(Stored items)
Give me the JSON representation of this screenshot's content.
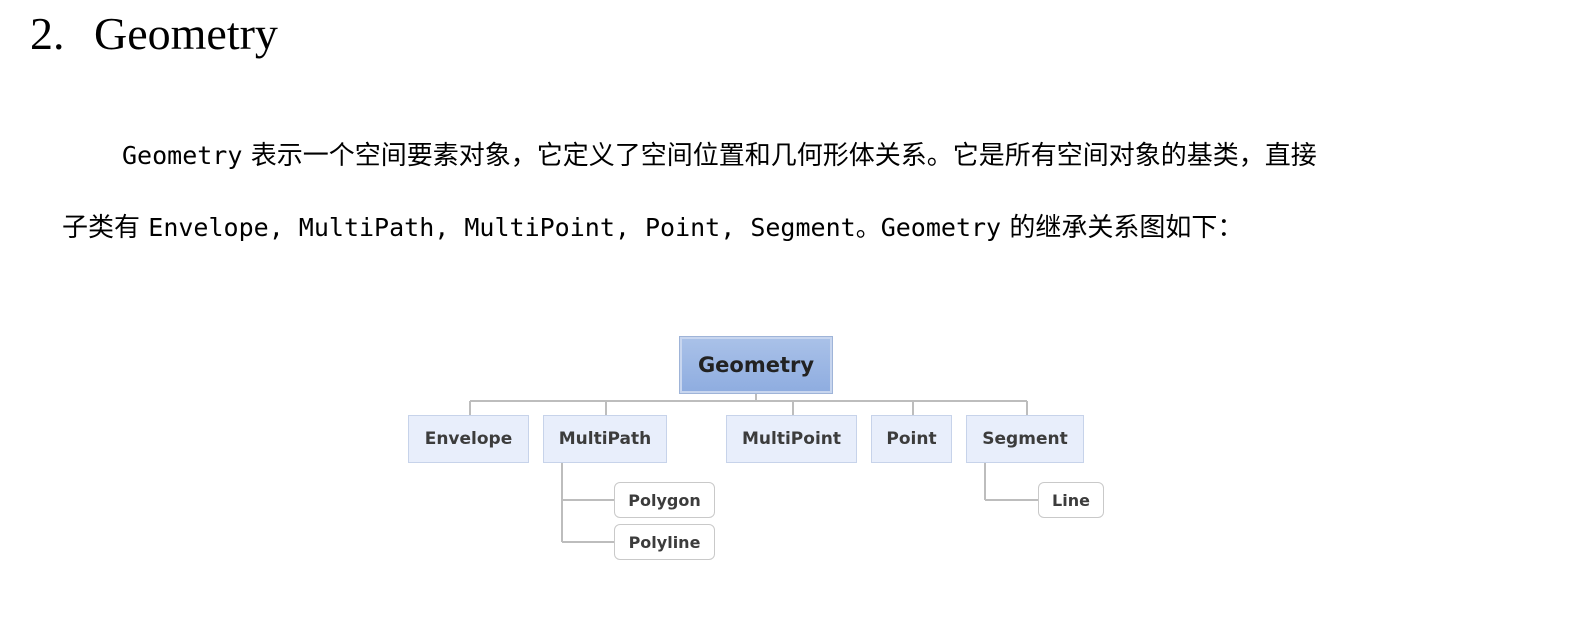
{
  "heading": {
    "number": "2.",
    "title": "Geometry"
  },
  "paragraph": {
    "line1_code": "Geometry",
    "line1_text": "表示一个空间要素对象，它定义了空间位置和几何形体关系。它是所有空间对象的基类，直接",
    "line2_prefix": "子类有",
    "line2_classes": "Envelope, MultiPath, MultiPoint, Point, Segment。Geometry",
    "line2_suffix": "的继承关系图如下："
  },
  "diagram": {
    "root": "Geometry",
    "children": [
      "Envelope",
      "MultiPath",
      "MultiPoint",
      "Point",
      "Segment"
    ],
    "multipath_children": [
      "Polygon",
      "Polyline"
    ],
    "segment_children": [
      "Line"
    ]
  }
}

* WHAT YOU ARE ASKED TO DO
Your job is to transcribe the entries above exactly; skip the pictures.

* RESPONSE
Give me the JSON representation of this screenshot's content.
{
  "heading": {
    "number": "2.",
    "title": "Geometry"
  },
  "paragraph": {
    "line1_code": "Geometry",
    "line1_text": "表示一个空间要素对象，它定义了空间位置和几何形体关系。它是所有空间对象的基类，直接",
    "line2_prefix": "子类有",
    "line2_classes": "Envelope, MultiPath, MultiPoint, Point, Segment。Geometry",
    "line2_suffix": "的继承关系图如下："
  },
  "diagram": {
    "root": "Geometry",
    "children": [
      "Envelope",
      "MultiPath",
      "MultiPoint",
      "Point",
      "Segment"
    ],
    "multipath_children": [
      "Polygon",
      "Polyline"
    ],
    "segment_children": [
      "Line"
    ]
  }
}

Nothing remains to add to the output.